— begin MATERIAL FOR THE TASK —

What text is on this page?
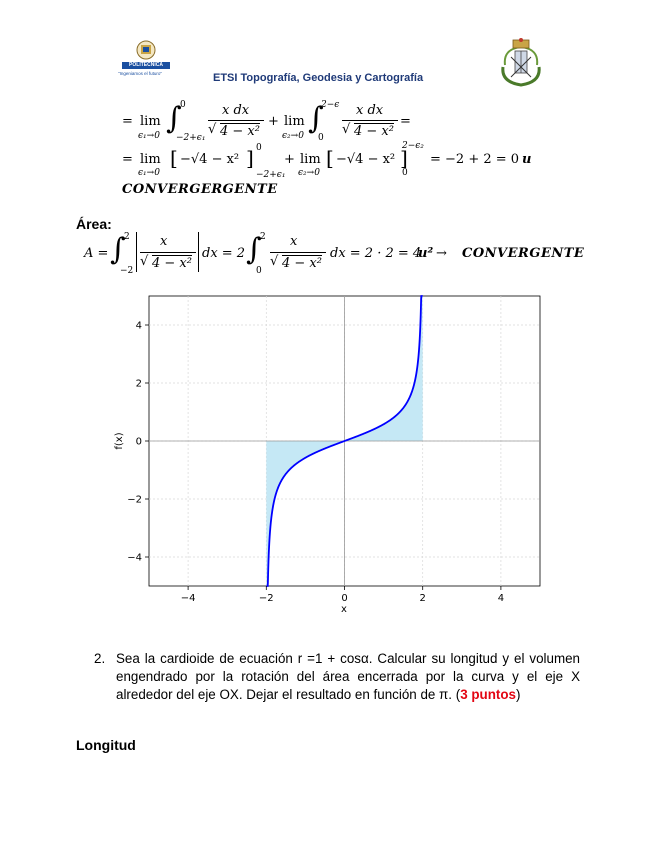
POLITÉCNICA
"Ingeniamos el futuro"	ETSI Topografía, Geodesia y Cartografía
= lim
ϵ₁→0 ∫
0
−2+ϵ₁
x dx
√ 4 − x²
+ lim
ϵ₂→0 ∫
2−ϵ
0
x dx
√ 4 − x²
=
= lim
ϵ₁→0
[ −√4 − x² ] 0
−2+ϵ₁
+ lim
ϵ₂→0
[ −√4 − x² ]
2−ϵ₂
0
= −2 + 2 = 0 u
CONVERGERGENTE
Área:
A = ∫
2
−2
x
√ 4 − x²
dx = 2 ∫
2
0
x
√ 4 − x²
dx = 2 · 2 = 4
u² → CONVERGENTE
−4	−2	0	2	4
−4
−2
0
2
4
x
f(x)
2. Sea la cardioide de ecuación r =1 + cosα. Calcular su longitud y el volumen engendrado por la rotación del área encerrada por la curva y el eje X alrededor del eje OX. Dejar el resultado en función de π. (3 puntos)
Longitud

— end MATERIAL FOR THE TASK —

Each record must be quoted in full and exactly. Do not include the pictures.

*RESPONSE FOR THIS EXERCISE*
What text is on this page?
POLITÉCNICA
"Ingeniamos el futuro"	ETSI Topografía, Geodesia y Cartografía
= lim
ϵ₁→0 ∫
0
−2+ϵ₁
x dx
√ 4 − x²
+ lim
ϵ₂→0 ∫
2−ϵ
0
x dx
√ 4 − x²
=
= lim
ϵ₁→0
[ −√4 − x² ] 0
−2+ϵ₁
+ lim
ϵ₂→0
[ −√4 − x² ]
2−ϵ₂
0
= −2 + 2 = 0 u
CONVERGERGENTE
Área:
A = ∫
2
−2
x
√ 4 − x²
dx = 2 ∫
2
0
x
√ 4 − x²
dx = 2 · 2 = 4
u² → CONVERGENTE
−4	−2	0	2	4
−4
−2
0
2
4
x
f(x)
2. Sea la cardioide de ecuación r =1 + cosα. Calcular su longitud y el volumen engendrado por la rotación del área encerrada por la curva y el eje X alrededor del eje OX. Dejar el resultado en función de π. (3 puntos)
Longitud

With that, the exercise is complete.